### Tasks and exercises
• 1. Name the luxury condominiums on Bradhurst Avenue that the passage about Harlem mentions.
• 2. Return the lines of the records from the line with "benefit-item: ★ Strength" up to and including the line with "page-title: Material Features", reproducing them without any change.

### Source extract

One tends to think of places like Manhattan's Tribeca or SoHo, or Brooklyn's Park Slope, as representative of this trend, and they are. Yet nowhere is the shift more apparent than in Harlem which has gone from an overwhelmingly black community to one that is almost 50 per cent white. To discover dramatic change one need go no further than Harlem's Bradhurst Avenue, now called WEB Dubois Avenue (after the civil rights activist), which extends from 145th Street to the Polo Grounds projects by 155th Street. Until the mid-1990s, Bradhurst Avenue was one of Harlem's most notorious locations for drug dealing and crime in general. Jackie Robinson Park, which runs along the avenue, was considered unsafe at any time of day or night.

Today it's a new world. On the corner of 145th and Bradhurst you have the luxury condominium called the Langston, after the poet Langston Hughes. This is followed by the Sutton, named for the Harlem political leader and former Manhattan borough president Percy Sutton. Next to it sits the Ellington, in memory of jazz icon Duke Ellington. You can now walk the length of Bradhurst Avenue in complete safety, even at night, though somewhat less so because of the projects at the north end, whose residents must look upon the street with envy – so close, yet so far away in terms of what they can afford.

### The data

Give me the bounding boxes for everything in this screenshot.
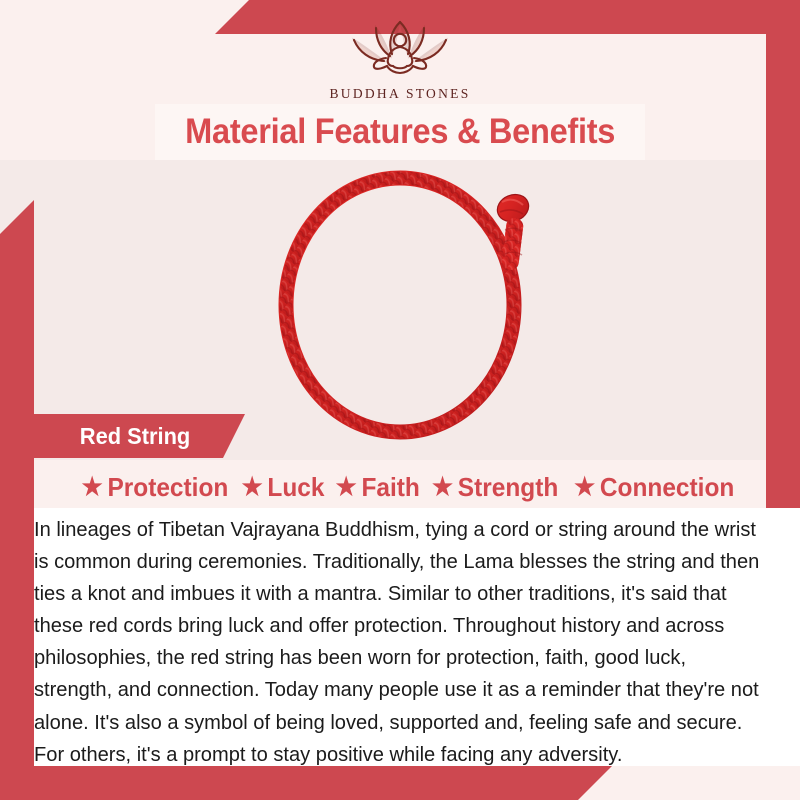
benefit-item: ★ Strength bbox=[432, 472, 558, 503]
star-icon: ★ bbox=[336, 475, 357, 500]
lotus-meditation-icon bbox=[330, 14, 470, 82]
infographic-card: BUDDHA STONES Material Features & Benefi… bbox=[0, 0, 800, 800]
product-label: Red String bbox=[38, 423, 190, 450]
star-icon: ★ bbox=[574, 475, 595, 500]
brand-name: BUDDHA STONES bbox=[329, 86, 470, 102]
benefit-label: Strength bbox=[458, 472, 558, 503]
page-title: Material Features & Benefits bbox=[185, 112, 615, 152]
benefit-label: Protection bbox=[107, 472, 228, 503]
benefit-item: ★ Faith bbox=[336, 472, 420, 503]
benefit-item: ★ Connection bbox=[574, 472, 734, 503]
star-icon: ★ bbox=[81, 475, 102, 500]
star-icon: ★ bbox=[432, 475, 453, 500]
title-banner: Material Features & Benefits bbox=[155, 104, 645, 160]
benefit-item: ★ Luck bbox=[241, 472, 324, 503]
benefit-label: Faith bbox=[361, 472, 419, 503]
description-panel: In lineages of Tibetan Vajrayana Buddhis… bbox=[34, 508, 800, 766]
benefit-label: Luck bbox=[267, 472, 324, 503]
frame-band-left bbox=[0, 200, 34, 800]
product-label-ribbon: Red String bbox=[34, 414, 245, 458]
benefits-row: ★ Protection ★ Luck ★ Faith ★ Strength ★… bbox=[34, 466, 782, 508]
star-icon: ★ bbox=[241, 475, 262, 500]
description-text: In lineages of Tibetan Vajrayana Buddhis… bbox=[34, 514, 767, 771]
benefit-item: ★ Protection bbox=[81, 472, 228, 503]
brand-logo: BUDDHA STONES bbox=[0, 14, 800, 102]
benefit-label: Connection bbox=[600, 472, 734, 503]
frame-band-bottom bbox=[0, 766, 612, 800]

### Worked solutions
• 1. The Langston, the Sutton, the Ellington

• 2.
benefit-item: ★ Strength bbox=[432, 472, 558, 503]
star-icon: ★ bbox=[336, 475, 357, 500]
lotus-meditation-icon bbox=[330, 14, 470, 82]
infographic-card: BUDDHA STONES Material Features & Benefi… bbox=[0, 0, 800, 800]
product-label: Red String bbox=[38, 423, 190, 450]
star-icon: ★ bbox=[574, 475, 595, 500]
brand-name: BUDDHA STONES bbox=[329, 86, 470, 102]
benefit-label: Strength bbox=[458, 472, 558, 503]
page-title: Material Features & Benefits bbox=[185, 112, 615, 152]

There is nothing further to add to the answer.